#### Work to complete:
Go through the material below and copy all lines with "color".

#### Source material:

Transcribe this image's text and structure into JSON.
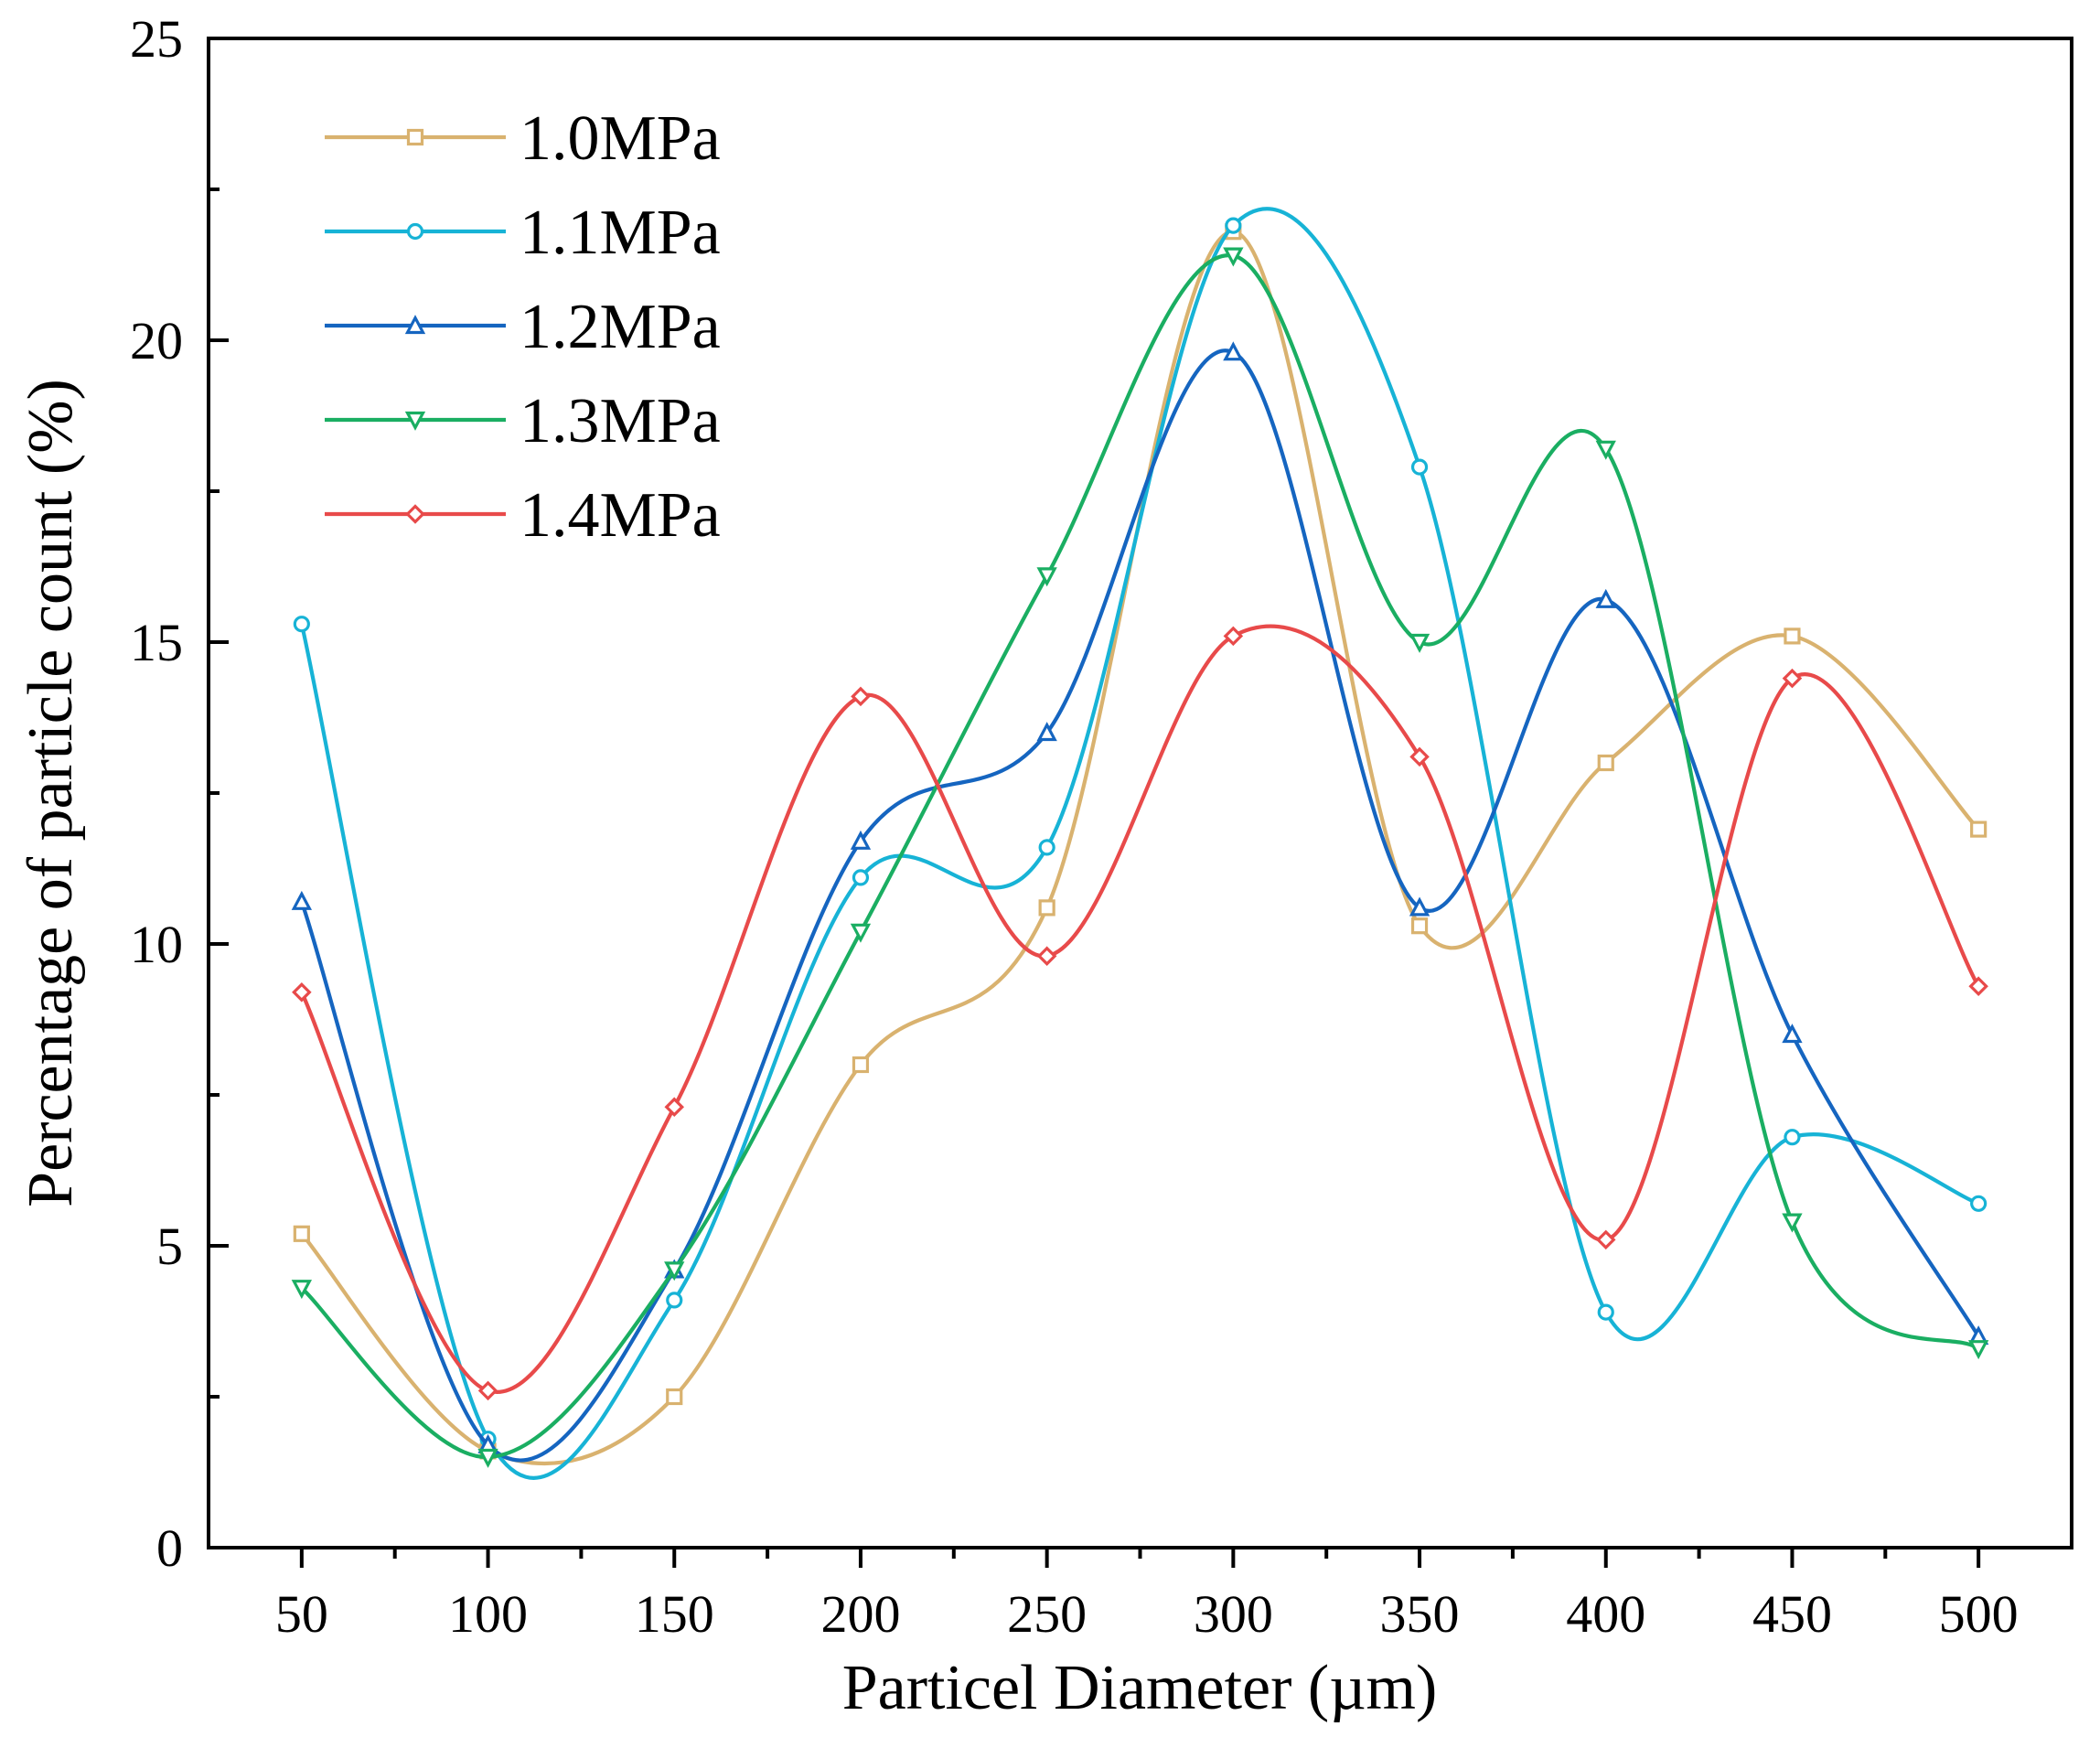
{
  "chart_data": {
    "type": "line",
    "title": "",
    "xlabel": "Particel Diameter (µm)",
    "ylabel": "Percentage of particle count (%)",
    "xlim": [
      25,
      525
    ],
    "ylim": [
      0,
      25
    ],
    "xticks": [
      50,
      100,
      150,
      200,
      250,
      300,
      350,
      400,
      450,
      500
    ],
    "yticks": [
      0,
      5,
      10,
      15,
      20,
      25
    ],
    "xtick_labels": [
      "50",
      "100",
      "150",
      "200",
      "250",
      "300",
      "350",
      "400",
      "450",
      "500"
    ],
    "ytick_labels": [
      "0",
      "5",
      "10",
      "15",
      "20",
      "25"
    ],
    "legend_position": "top-left",
    "grid": false,
    "x": [
      50,
      100,
      150,
      200,
      250,
      300,
      350,
      400,
      450,
      500
    ],
    "series": [
      {
        "name": "1.0MPa",
        "color": "#D9B26F",
        "marker": "square",
        "values": [
          5.2,
          1.6,
          2.5,
          8.0,
          10.6,
          21.8,
          10.3,
          13.0,
          15.1,
          11.9
        ]
      },
      {
        "name": "1.1MPa",
        "color": "#17B3D6",
        "marker": "circle",
        "values": [
          15.3,
          1.8,
          4.1,
          11.1,
          11.6,
          21.9,
          17.9,
          3.9,
          6.8,
          5.7
        ]
      },
      {
        "name": "1.2MPa",
        "color": "#1565C0",
        "marker": "triangle-up",
        "values": [
          10.7,
          1.7,
          4.6,
          11.7,
          13.5,
          19.8,
          10.6,
          15.7,
          8.5,
          3.5
        ]
      },
      {
        "name": "1.3MPa",
        "color": "#1AAE62",
        "marker": "triangle-down",
        "values": [
          4.3,
          1.5,
          4.6,
          10.2,
          16.1,
          21.4,
          15.0,
          18.2,
          5.4,
          3.3
        ]
      },
      {
        "name": "1.4MPa",
        "color": "#E84A4A",
        "marker": "diamond",
        "values": [
          9.2,
          2.6,
          7.3,
          14.1,
          9.8,
          15.1,
          13.1,
          5.1,
          14.4,
          9.3
        ]
      }
    ]
  }
}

#### Answer for this exercise:
        "color": "#D9B26F",
        "color": "#17B3D6",
        "color": "#1565C0",
        "color": "#1AAE62",
        "color": "#E84A4A",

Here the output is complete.